**GIVEN INSTRUCTION:**
Locate the word "标准答案" in the data below, then copy every line that holds it.

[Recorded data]
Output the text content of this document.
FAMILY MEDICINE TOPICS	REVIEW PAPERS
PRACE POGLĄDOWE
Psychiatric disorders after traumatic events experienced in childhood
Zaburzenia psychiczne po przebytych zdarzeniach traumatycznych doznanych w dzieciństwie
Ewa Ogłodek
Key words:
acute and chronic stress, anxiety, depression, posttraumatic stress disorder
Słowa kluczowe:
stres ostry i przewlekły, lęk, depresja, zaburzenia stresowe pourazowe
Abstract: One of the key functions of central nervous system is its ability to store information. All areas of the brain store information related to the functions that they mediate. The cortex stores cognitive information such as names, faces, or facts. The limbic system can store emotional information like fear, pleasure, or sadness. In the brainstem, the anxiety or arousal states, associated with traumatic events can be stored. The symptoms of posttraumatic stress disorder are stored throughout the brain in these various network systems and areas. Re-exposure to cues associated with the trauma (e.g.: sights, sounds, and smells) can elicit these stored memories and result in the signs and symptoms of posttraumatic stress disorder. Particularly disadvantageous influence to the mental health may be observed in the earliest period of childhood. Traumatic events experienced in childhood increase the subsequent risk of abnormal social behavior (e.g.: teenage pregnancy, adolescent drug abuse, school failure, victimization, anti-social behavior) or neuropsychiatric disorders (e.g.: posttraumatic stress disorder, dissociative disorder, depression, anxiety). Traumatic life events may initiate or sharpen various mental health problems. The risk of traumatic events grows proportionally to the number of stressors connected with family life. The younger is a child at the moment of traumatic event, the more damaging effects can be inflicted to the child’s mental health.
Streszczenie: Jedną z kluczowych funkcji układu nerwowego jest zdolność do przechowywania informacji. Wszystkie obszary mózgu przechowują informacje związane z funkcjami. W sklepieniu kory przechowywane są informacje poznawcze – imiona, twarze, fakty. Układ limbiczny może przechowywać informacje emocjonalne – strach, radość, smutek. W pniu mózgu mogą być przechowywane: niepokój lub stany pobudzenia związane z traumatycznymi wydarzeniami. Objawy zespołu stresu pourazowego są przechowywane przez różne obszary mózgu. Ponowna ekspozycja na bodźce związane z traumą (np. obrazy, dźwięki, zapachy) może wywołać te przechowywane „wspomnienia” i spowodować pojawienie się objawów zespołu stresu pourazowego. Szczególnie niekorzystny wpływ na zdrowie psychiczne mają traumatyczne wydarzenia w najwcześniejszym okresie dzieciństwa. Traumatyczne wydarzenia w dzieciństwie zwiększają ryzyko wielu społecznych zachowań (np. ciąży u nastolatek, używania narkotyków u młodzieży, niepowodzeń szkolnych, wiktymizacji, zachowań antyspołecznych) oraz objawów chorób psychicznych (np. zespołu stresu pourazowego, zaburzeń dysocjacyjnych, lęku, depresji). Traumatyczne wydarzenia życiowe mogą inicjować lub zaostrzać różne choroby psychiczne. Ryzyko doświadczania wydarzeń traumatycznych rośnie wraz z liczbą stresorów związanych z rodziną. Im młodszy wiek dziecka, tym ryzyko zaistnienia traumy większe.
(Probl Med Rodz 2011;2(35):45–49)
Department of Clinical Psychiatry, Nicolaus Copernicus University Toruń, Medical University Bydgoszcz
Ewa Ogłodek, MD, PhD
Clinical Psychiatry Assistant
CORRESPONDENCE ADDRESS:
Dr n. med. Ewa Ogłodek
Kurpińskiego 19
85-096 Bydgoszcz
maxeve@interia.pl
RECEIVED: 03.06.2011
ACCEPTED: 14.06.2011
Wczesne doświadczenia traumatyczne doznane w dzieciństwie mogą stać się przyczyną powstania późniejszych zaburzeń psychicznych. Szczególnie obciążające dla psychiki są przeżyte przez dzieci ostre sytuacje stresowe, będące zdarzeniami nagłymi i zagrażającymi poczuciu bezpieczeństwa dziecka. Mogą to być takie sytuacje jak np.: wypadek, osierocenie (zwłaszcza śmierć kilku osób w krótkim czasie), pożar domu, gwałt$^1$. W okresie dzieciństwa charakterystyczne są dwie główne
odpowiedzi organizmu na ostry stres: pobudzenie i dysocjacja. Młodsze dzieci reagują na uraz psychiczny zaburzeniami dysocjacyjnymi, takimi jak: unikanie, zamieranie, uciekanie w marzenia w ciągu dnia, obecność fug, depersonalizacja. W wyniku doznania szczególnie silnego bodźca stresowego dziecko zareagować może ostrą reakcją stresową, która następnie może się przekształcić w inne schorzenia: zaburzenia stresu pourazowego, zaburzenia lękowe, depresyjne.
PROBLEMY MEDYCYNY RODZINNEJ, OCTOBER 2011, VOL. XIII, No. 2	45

* * *

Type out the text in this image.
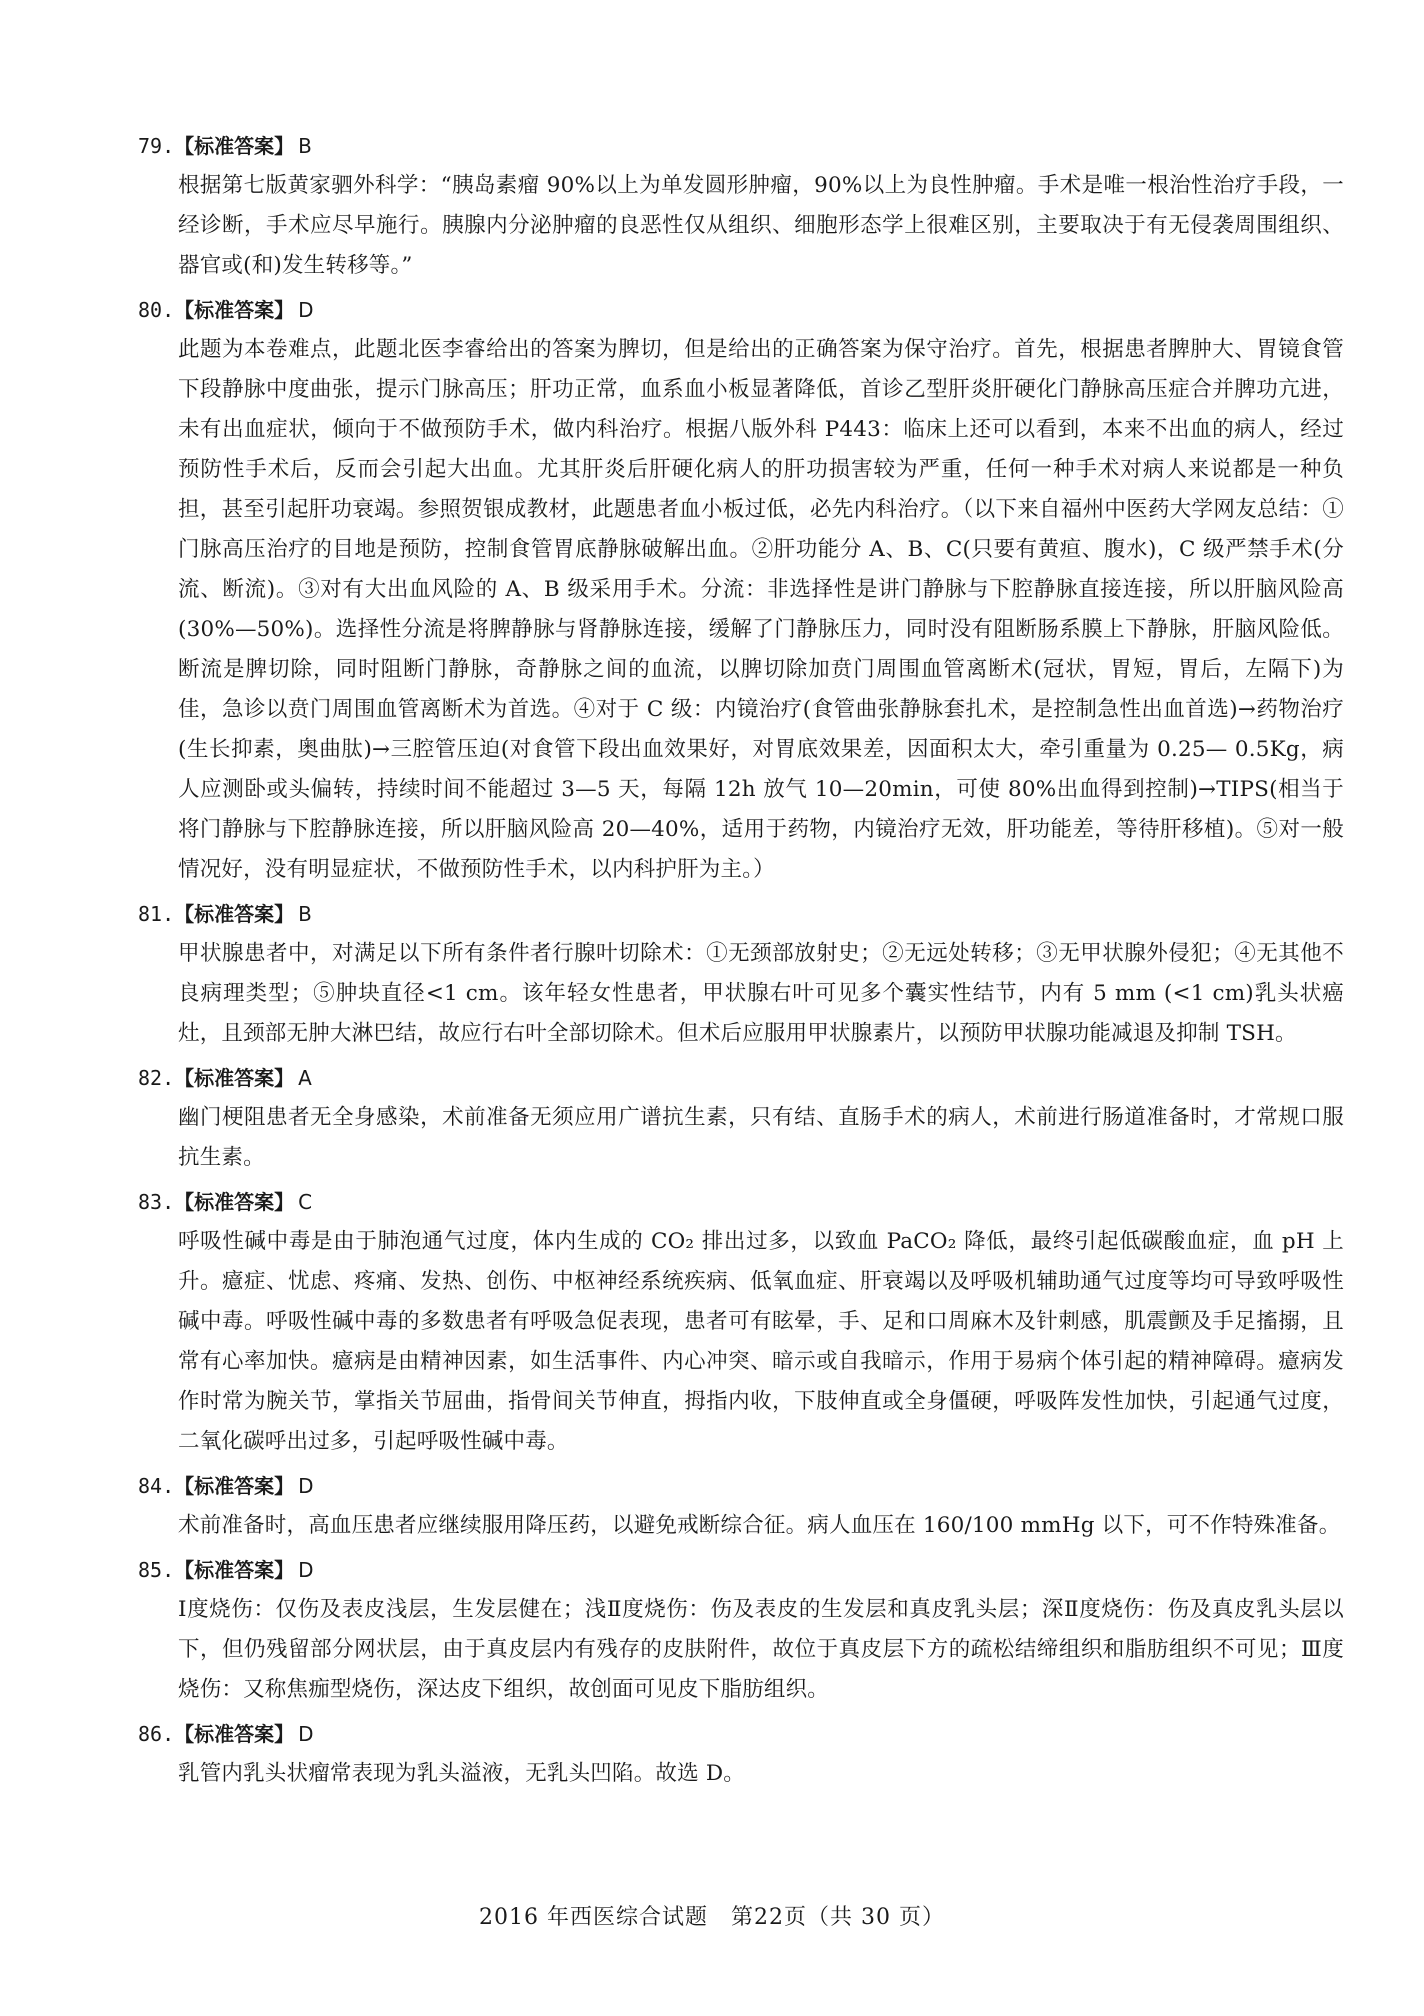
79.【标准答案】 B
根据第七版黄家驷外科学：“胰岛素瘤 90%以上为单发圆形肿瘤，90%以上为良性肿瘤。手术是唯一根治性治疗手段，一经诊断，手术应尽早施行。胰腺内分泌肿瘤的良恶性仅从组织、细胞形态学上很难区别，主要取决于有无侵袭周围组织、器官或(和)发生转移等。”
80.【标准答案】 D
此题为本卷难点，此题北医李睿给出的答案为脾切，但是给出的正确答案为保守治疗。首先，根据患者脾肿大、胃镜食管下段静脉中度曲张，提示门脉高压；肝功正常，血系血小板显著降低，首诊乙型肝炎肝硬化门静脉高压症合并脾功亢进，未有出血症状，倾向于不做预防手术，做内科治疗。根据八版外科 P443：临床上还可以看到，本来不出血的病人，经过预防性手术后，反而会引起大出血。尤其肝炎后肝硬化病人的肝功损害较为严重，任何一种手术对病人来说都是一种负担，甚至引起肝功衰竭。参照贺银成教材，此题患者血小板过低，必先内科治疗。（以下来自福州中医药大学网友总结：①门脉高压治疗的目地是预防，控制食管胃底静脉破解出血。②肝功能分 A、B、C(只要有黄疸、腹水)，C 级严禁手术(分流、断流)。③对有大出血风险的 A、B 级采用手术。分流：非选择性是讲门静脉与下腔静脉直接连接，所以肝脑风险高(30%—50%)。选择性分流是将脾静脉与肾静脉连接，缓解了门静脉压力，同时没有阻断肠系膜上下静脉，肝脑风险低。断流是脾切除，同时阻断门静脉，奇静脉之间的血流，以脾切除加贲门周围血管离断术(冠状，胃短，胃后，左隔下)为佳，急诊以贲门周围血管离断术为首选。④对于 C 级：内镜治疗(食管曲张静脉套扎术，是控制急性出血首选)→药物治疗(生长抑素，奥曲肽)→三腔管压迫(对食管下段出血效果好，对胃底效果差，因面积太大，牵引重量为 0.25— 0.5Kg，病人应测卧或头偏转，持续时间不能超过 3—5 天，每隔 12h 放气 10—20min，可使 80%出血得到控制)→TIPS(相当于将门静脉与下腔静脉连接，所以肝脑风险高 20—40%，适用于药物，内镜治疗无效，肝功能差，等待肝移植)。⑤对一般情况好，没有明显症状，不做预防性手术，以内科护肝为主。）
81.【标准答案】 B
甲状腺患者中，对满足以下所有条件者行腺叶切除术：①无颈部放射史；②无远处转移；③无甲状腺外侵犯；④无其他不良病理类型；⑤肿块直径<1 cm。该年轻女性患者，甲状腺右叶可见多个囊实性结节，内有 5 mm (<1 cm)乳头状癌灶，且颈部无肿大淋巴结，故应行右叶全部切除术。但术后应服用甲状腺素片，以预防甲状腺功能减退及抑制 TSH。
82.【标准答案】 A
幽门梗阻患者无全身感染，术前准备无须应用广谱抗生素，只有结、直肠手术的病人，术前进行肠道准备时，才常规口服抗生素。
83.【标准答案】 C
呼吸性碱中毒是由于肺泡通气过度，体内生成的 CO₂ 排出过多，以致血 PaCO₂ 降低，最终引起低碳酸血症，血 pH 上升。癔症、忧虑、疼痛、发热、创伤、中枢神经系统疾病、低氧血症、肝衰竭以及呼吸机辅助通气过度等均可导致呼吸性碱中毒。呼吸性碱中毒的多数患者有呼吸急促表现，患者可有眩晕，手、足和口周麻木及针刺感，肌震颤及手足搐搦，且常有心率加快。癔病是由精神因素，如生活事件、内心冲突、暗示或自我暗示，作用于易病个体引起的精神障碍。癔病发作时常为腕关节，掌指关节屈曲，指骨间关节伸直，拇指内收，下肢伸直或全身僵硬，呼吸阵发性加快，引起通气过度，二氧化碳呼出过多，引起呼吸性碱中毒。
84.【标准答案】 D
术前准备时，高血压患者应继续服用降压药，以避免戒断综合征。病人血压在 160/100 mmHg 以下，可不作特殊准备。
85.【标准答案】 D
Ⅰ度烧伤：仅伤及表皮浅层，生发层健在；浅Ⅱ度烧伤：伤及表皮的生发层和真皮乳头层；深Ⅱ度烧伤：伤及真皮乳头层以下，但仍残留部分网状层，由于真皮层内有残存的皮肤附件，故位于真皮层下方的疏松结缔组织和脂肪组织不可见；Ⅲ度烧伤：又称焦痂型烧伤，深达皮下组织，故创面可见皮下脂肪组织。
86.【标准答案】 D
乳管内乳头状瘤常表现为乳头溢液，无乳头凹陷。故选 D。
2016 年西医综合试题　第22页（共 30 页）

**EXERCISE ANSWER:**
79.【标准答案】 B
80.【标准答案】 D
81.【标准答案】 B
82.【标准答案】 A
83.【标准答案】 C
84.【标准答案】 D
85.【标准答案】 D
86.【标准答案】 D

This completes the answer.